§ **TASK REQUIREMENTS**
The data below should be restated word for word, with every picture omitted.
[Begin]
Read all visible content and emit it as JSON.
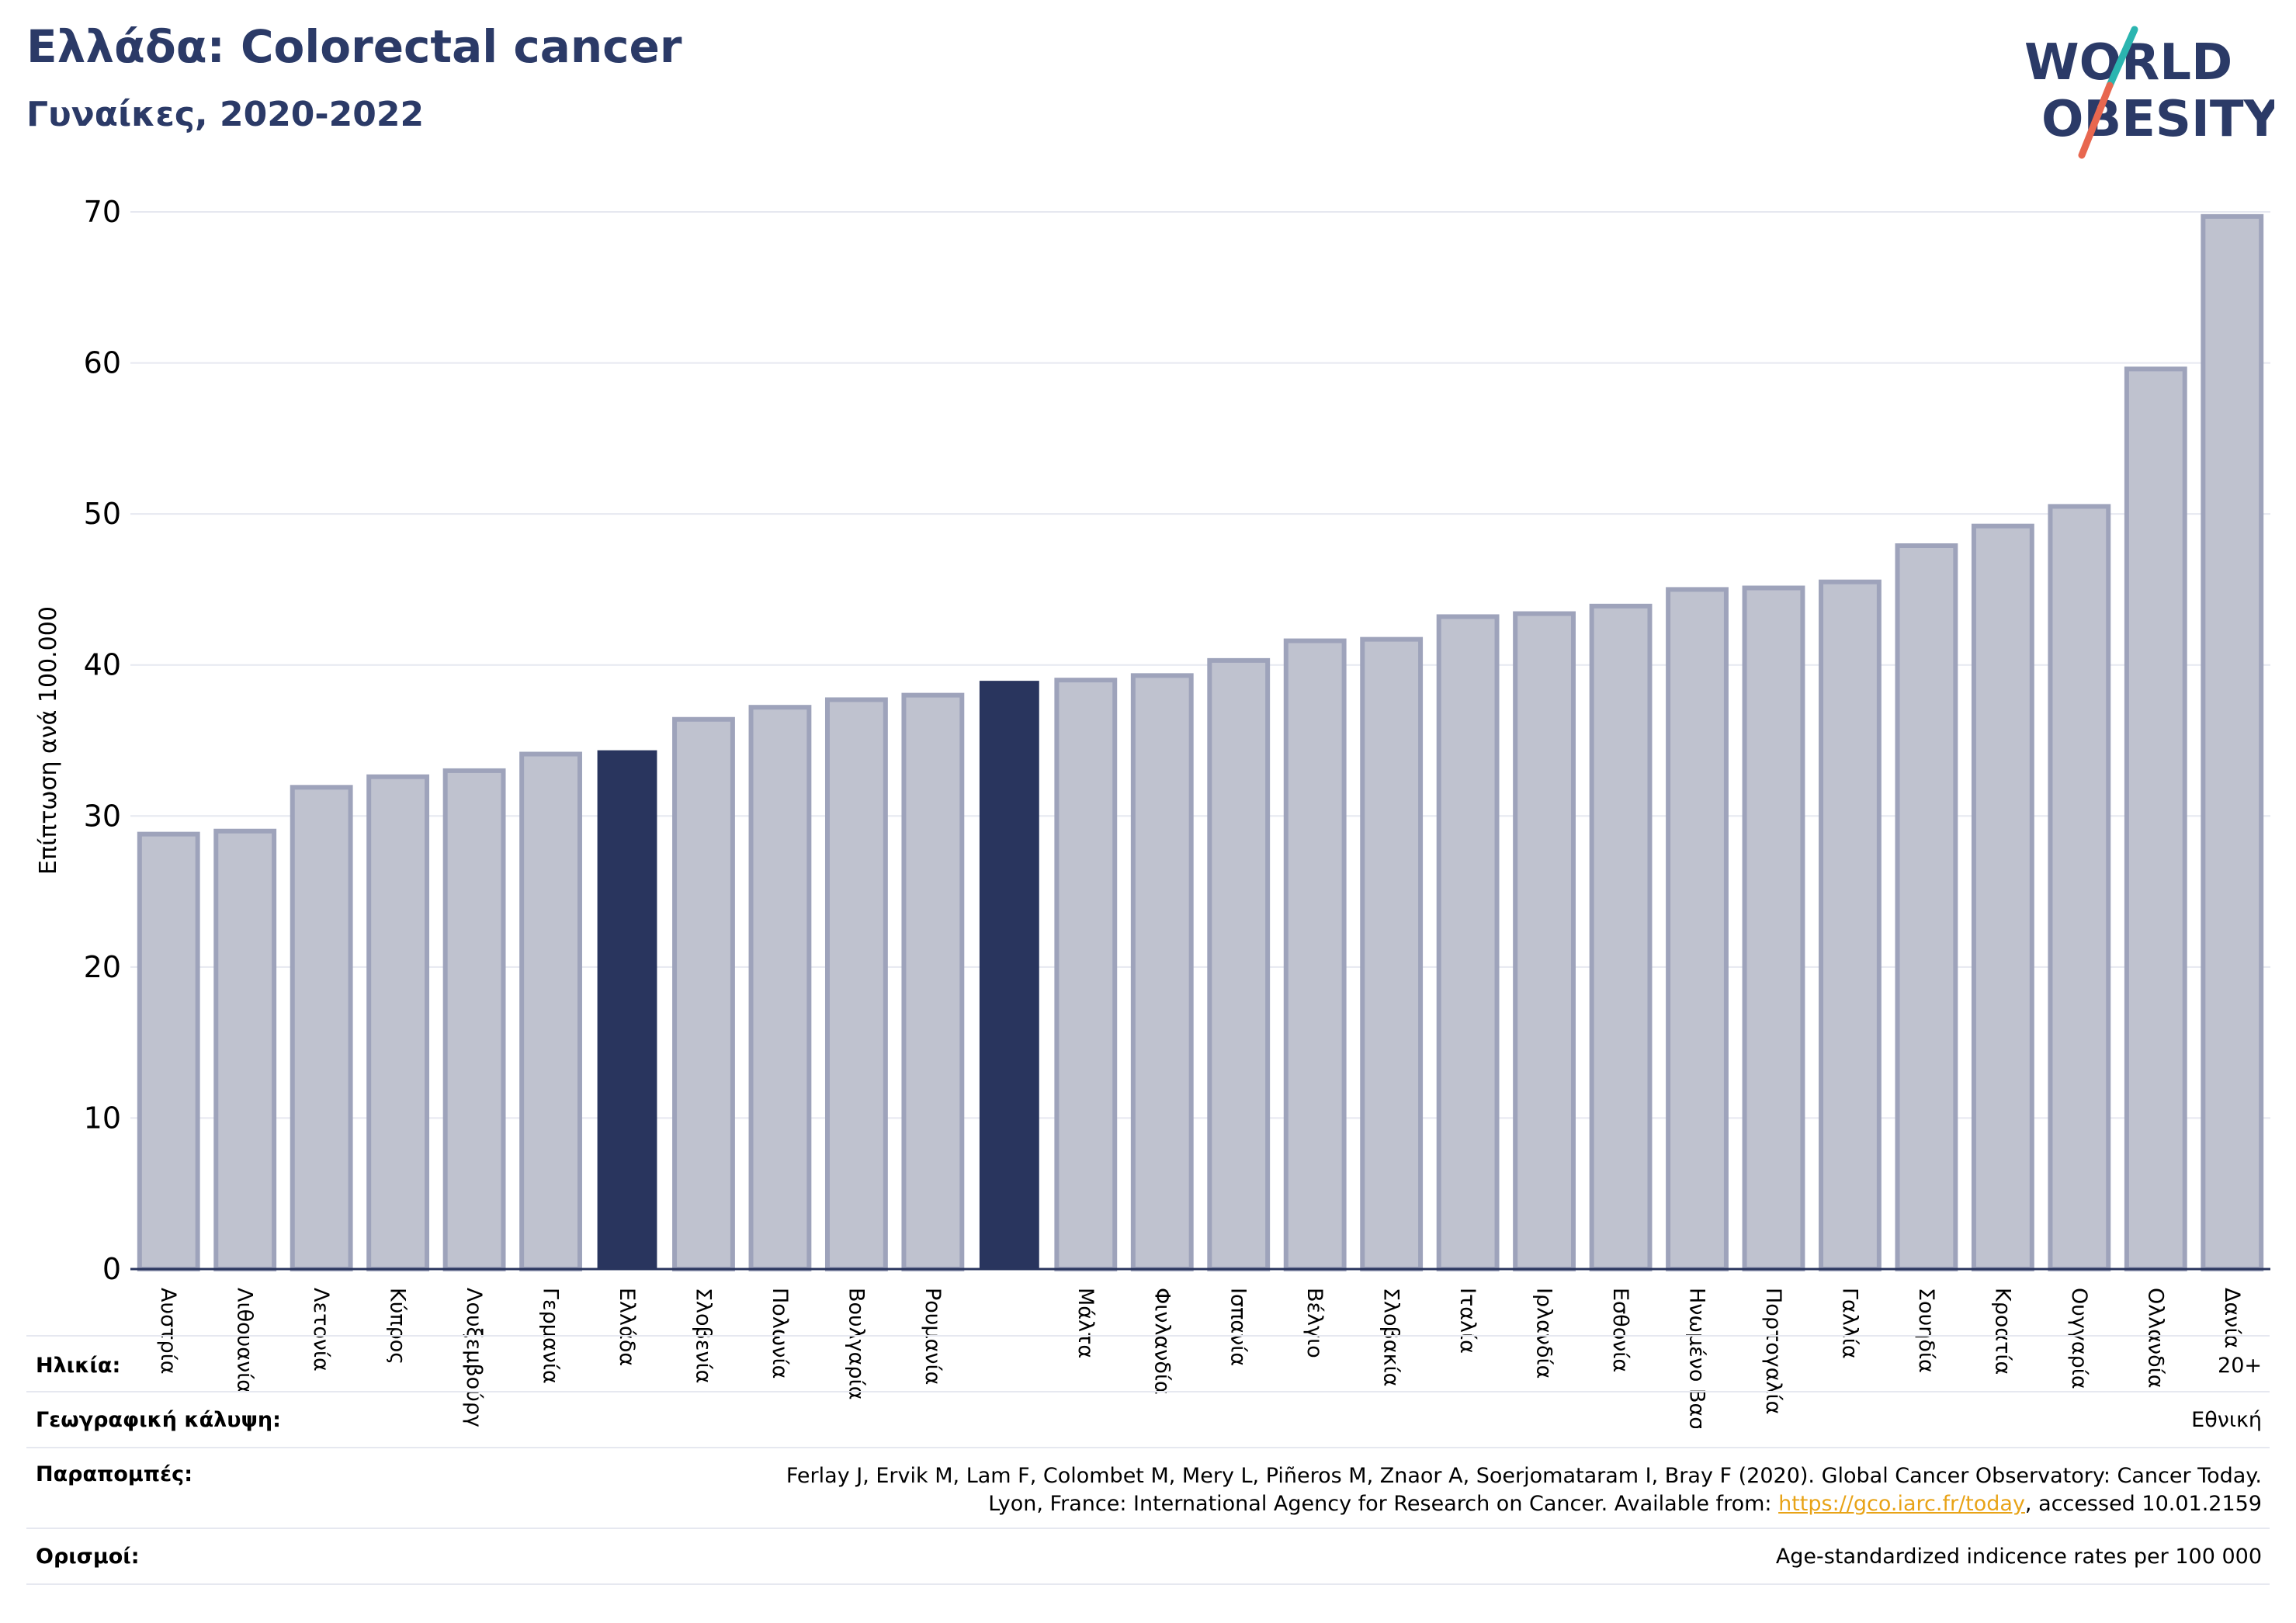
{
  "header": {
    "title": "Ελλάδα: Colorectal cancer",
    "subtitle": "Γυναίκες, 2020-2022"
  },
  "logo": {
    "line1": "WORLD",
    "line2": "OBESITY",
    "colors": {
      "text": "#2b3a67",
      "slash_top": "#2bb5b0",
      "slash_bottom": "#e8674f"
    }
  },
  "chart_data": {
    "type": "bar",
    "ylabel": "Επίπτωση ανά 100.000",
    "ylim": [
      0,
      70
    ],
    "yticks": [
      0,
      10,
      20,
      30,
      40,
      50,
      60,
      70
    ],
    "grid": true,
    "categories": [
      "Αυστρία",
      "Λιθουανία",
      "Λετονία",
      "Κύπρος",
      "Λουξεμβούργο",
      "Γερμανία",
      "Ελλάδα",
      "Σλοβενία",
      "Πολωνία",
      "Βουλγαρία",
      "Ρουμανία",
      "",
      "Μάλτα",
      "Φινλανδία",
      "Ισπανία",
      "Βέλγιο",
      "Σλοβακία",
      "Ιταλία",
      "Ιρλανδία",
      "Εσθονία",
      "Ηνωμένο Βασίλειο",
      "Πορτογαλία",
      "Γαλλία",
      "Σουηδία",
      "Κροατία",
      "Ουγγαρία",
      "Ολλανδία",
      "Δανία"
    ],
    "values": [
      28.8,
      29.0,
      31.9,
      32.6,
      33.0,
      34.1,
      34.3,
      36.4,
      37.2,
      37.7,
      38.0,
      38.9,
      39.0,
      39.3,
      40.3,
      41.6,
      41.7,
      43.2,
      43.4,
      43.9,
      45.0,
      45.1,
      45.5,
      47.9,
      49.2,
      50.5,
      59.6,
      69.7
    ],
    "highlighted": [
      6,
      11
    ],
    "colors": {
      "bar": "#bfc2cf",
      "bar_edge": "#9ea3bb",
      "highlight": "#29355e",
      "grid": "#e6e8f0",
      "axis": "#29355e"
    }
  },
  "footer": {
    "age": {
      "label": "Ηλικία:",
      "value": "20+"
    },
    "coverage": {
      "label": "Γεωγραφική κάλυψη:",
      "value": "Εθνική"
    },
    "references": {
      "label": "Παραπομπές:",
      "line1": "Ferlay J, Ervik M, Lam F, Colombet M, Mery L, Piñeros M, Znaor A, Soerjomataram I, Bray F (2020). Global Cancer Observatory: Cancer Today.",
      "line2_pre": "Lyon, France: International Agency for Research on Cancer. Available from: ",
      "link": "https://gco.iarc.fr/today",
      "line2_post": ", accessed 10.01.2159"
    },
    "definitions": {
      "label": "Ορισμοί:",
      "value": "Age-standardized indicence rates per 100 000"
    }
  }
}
[End]
§ **SOLUTION BELOW**
Read all visible content and emit it as JSON.
{
  "header": {
    "title": "Ελλάδα: Colorectal cancer",
    "subtitle": "Γυναίκες, 2020-2022"
  },
  "logo": {
    "line1": "WORLD",
    "line2": "OBESITY",
    "colors": {
      "text": "#2b3a67",
      "slash_top": "#2bb5b0",
      "slash_bottom": "#e8674f"
    }
  },
  "chart_data": {
    "type": "bar",
    "ylabel": "Επίπτωση ανά 100.000",
    "ylim": [
      0,
      70
    ],
    "yticks": [
      0,
      10,
      20,
      30,
      40,
      50,
      60,
      70
    ],
    "grid": true,
    "categories": [
      "Αυστρία",
      "Λιθουανία",
      "Λετονία",
      "Κύπρος",
      "Λουξεμβούργο",
      "Γερμανία",
      "Ελλάδα",
      "Σλοβενία",
      "Πολωνία",
      "Βουλγαρία",
      "Ρουμανία",
      "",
      "Μάλτα",
      "Φινλανδία",
      "Ισπανία",
      "Βέλγιο",
      "Σλοβακία",
      "Ιταλία",
      "Ιρλανδία",
      "Εσθονία",
      "Ηνωμένο Βασίλειο",
      "Πορτογαλία",
      "Γαλλία",
      "Σουηδία",
      "Κροατία",
      "Ουγγαρία",
      "Ολλανδία",
      "Δανία"
    ],
    "values": [
      28.8,
      29.0,
      31.9,
      32.6,
      33.0,
      34.1,
      34.3,
      36.4,
      37.2,
      37.7,
      38.0,
      38.9,
      39.0,
      39.3,
      40.3,
      41.6,
      41.7,
      43.2,
      43.4,
      43.9,
      45.0,
      45.1,
      45.5,
      47.9,
      49.2,
      50.5,
      59.6,
      69.7
    ],
    "highlighted": [
      6,
      11
    ],
    "colors": {
      "bar": "#bfc2cf",
      "bar_edge": "#9ea3bb",
      "highlight": "#29355e",
      "grid": "#e6e8f0",
      "axis": "#29355e"
    }
  },
  "footer": {
    "age": {
      "label": "Ηλικία:",
      "value": "20+"
    },
    "coverage": {
      "label": "Γεωγραφική κάλυψη:",
      "value": "Εθνική"
    },
    "references": {
      "label": "Παραπομπές:",
      "line1": "Ferlay J, Ervik M, Lam F, Colombet M, Mery L, Piñeros M, Znaor A, Soerjomataram I, Bray F (2020). Global Cancer Observatory: Cancer Today.",
      "line2_pre": "Lyon, France: International Agency for Research on Cancer. Available from: ",
      "link": "https://gco.iarc.fr/today",
      "line2_post": ", accessed 10.01.2159"
    },
    "definitions": {
      "label": "Ορισμοί:",
      "value": "Age-standardized indicence rates per 100 000"
    }
  }
}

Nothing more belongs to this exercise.